- **STATED GOAL**: From the entries that follow, gather each line holding the word "κύων".

[Saved data entries]
━━━━━━━━━━━━━━━━

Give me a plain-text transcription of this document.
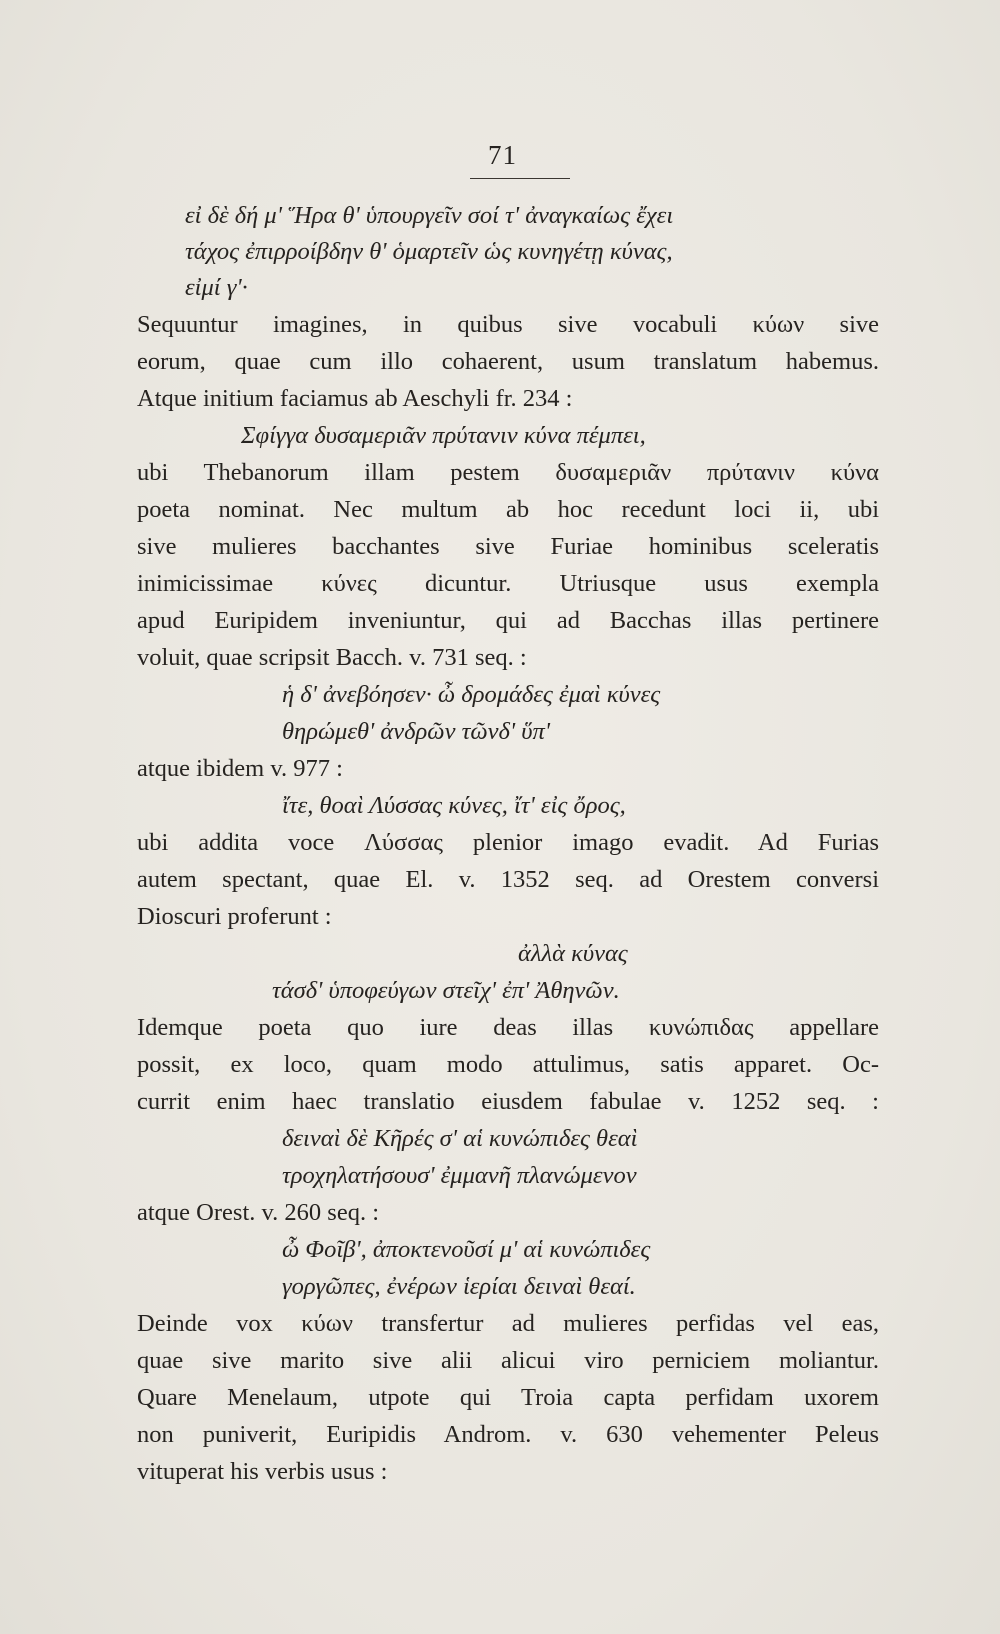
71
εἰ δὲ δή μ' Ἥρα θ' ὑπουργεῖν σοί τ' ἀναγκαίως ἔχει
τάχος ἐπιρροίβδην θ' ὁμαρτεῖν ὡς κυνηγέτῃ κύνας,
εἰμί γ'·
Sequuntur imagines, in quibus sive vocabuli κύων sive
eorum, quae cum illo cohaerent, usum translatum habemus.
Atque initium faciamus ab Aeschyli fr. 234 :
Σφίγγα δυσαμεριᾶν πρύτανιν κύνα πέμπει,
ubi Thebanorum illam pestem δυσαμεριᾶν πρύτανιν κύνα
poeta nominat. Nec multum ab hoc recedunt loci ii, ubi
sive mulieres bacchantes sive Furiae hominibus sceleratis
inimicissimae κύνες dicuntur. Utriusque usus exempla
apud Euripidem inveniuntur, qui ad Bacchas illas pertinere
voluit, quae scripsit Bacch. v. 731 seq. :
ἡ δ' ἀνεβόησεν· ὦ δρομάδες ἐμαὶ κύνες
θηρώμεθ' ἀνδρῶν τῶνδ' ὕπ'
atque ibidem v. 977 :
ἴτε, θοαὶ Λύσσας κύνες, ἴτ' εἰς ὄρος,
ubi addita voce Λύσσας plenior imago evadit. Ad Furias
autem spectant, quae El. v. 1352 seq. ad Orestem conversi
Dioscuri proferunt :
ἀλλὰ κύνας
τάσδ' ὑποφεύγων στεῖχ' ἐπ' Ἀθηνῶν.
Idemque poeta quo iure deas illas κυνώπιδας appellare
possit, ex loco, quam modo attulimus, satis apparet. Oc-
currit enim haec translatio eiusdem fabulae v. 1252 seq. :
δειναὶ δὲ Κῆρές σ' αἱ κυνώπιδες θεαὶ
τροχηλατήσουσ' ἐμμανῆ πλανώμενον
atque Orest. v. 260 seq. :
ὦ Φοῖβ', ἀποκτενοῦσί μ' αἱ κυνώπιδες
γοργῶπες, ἐνέρων ἱερίαι δειναὶ θεαί.
Deinde vox κύων transfertur ad mulieres perfidas vel eas,
quae sive marito sive alii alicui viro perniciem moliantur.
Quare Menelaum, utpote qui Troia capta perfidam uxorem
non puniverit, Euripidis Androm. v. 630 vehementer Peleus
vituperat his verbis usus :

━━━━━━━━━━━━━━━━

- **WRITTEN ANSWER**:
Sequuntur imagines, in quibus sive vocabuli κύων sive
Deinde vox κύων transfertur ad mulieres perfidas vel eas,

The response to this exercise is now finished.